[Dataset records]
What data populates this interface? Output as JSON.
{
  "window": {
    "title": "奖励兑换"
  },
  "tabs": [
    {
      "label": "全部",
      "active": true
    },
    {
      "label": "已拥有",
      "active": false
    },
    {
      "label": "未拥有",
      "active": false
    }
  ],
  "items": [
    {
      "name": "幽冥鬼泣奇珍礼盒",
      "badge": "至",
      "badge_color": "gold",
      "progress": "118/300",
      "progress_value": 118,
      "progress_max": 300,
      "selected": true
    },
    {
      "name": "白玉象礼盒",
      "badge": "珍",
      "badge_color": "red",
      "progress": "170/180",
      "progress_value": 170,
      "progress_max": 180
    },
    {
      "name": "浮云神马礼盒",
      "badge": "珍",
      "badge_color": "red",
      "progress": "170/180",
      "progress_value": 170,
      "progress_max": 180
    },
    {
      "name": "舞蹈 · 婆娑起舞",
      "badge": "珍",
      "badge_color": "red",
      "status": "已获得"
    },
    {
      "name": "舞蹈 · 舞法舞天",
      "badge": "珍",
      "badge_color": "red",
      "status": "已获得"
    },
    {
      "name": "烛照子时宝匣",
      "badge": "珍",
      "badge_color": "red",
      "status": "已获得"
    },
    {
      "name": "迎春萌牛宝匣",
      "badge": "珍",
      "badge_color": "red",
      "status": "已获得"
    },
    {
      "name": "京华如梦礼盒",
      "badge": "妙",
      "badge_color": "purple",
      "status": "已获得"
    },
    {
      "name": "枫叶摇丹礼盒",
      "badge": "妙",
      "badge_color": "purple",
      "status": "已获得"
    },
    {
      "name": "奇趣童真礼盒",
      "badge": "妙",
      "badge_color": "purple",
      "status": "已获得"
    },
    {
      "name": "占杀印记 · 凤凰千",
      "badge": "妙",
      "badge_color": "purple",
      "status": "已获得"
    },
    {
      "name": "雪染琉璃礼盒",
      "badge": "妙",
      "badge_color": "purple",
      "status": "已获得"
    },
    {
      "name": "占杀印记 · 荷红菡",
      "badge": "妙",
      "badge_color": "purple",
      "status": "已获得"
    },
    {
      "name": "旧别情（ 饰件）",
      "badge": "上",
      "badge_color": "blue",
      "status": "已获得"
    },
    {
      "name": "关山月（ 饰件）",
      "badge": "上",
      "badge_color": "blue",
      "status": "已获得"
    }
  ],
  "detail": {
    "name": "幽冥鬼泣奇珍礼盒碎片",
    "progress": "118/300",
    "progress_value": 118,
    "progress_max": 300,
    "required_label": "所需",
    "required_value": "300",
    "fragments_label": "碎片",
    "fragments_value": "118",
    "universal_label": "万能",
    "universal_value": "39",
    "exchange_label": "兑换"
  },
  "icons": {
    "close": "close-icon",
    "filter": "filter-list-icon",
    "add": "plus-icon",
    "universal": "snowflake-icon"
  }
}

— Exercise requirements —
Write out all the data again, exactly as it appears.

— Full answer —
What data populates this interface? Output as JSON.
{
  "window": {
    "title": "奖励兑换"
  },
  "tabs": [
    {
      "label": "全部",
      "active": true
    },
    {
      "label": "已拥有",
      "active": false
    },
    {
      "label": "未拥有",
      "active": false
    }
  ],
  "items": [
    {
      "name": "幽冥鬼泣奇珍礼盒",
      "badge": "至",
      "badge_color": "gold",
      "progress": "118/300",
      "progress_value": 118,
      "progress_max": 300,
      "selected": true
    },
    {
      "name": "白玉象礼盒",
      "badge": "珍",
      "badge_color": "red",
      "progress": "170/180",
      "progress_value": 170,
      "progress_max": 180
    },
    {
      "name": "浮云神马礼盒",
      "badge": "珍",
      "badge_color": "red",
      "progress": "170/180",
      "progress_value": 170,
      "progress_max": 180
    },
    {
      "name": "舞蹈 · 婆娑起舞",
      "badge": "珍",
      "badge_color": "red",
      "status": "已获得"
    },
    {
      "name": "舞蹈 · 舞法舞天",
      "badge": "珍",
      "badge_color": "red",
      "status": "已获得"
    },
    {
      "name": "烛照子时宝匣",
      "badge": "珍",
      "badge_color": "red",
      "status": "已获得"
    },
    {
      "name": "迎春萌牛宝匣",
      "badge": "珍",
      "badge_color": "red",
      "status": "已获得"
    },
    {
      "name": "京华如梦礼盒",
      "badge": "妙",
      "badge_color": "purple",
      "status": "已获得"
    },
    {
      "name": "枫叶摇丹礼盒",
      "badge": "妙",
      "badge_color": "purple",
      "status": "已获得"
    },
    {
      "name": "奇趣童真礼盒",
      "badge": "妙",
      "badge_color": "purple",
      "status": "已获得"
    },
    {
      "name": "占杀印记 · 凤凰千",
      "badge": "妙",
      "badge_color": "purple",
      "status": "已获得"
    },
    {
      "name": "雪染琉璃礼盒",
      "badge": "妙",
      "badge_color": "purple",
      "status": "已获得"
    },
    {
      "name": "占杀印记 · 荷红菡",
      "badge": "妙",
      "badge_color": "purple",
      "status": "已获得"
    },
    {
      "name": "旧别情（ 饰件）",
      "badge": "上",
      "badge_color": "blue",
      "status": "已获得"
    },
    {
      "name": "关山月（ 饰件）",
      "badge": "上",
      "badge_color": "blue",
      "status": "已获得"
    }
  ],
  "detail": {
    "name": "幽冥鬼泣奇珍礼盒碎片",
    "progress": "118/300",
    "progress_value": 118,
    "progress_max": 300,
    "required_label": "所需",
    "required_value": "300",
    "fragments_label": "碎片",
    "fragments_value": "118",
    "universal_label": "万能",
    "universal_value": "39",
    "exchange_label": "兑换"
  },
  "icons": {
    "close": "close-icon",
    "filter": "filter-list-icon",
    "add": "plus-icon",
    "universal": "snowflake-icon"
  }
}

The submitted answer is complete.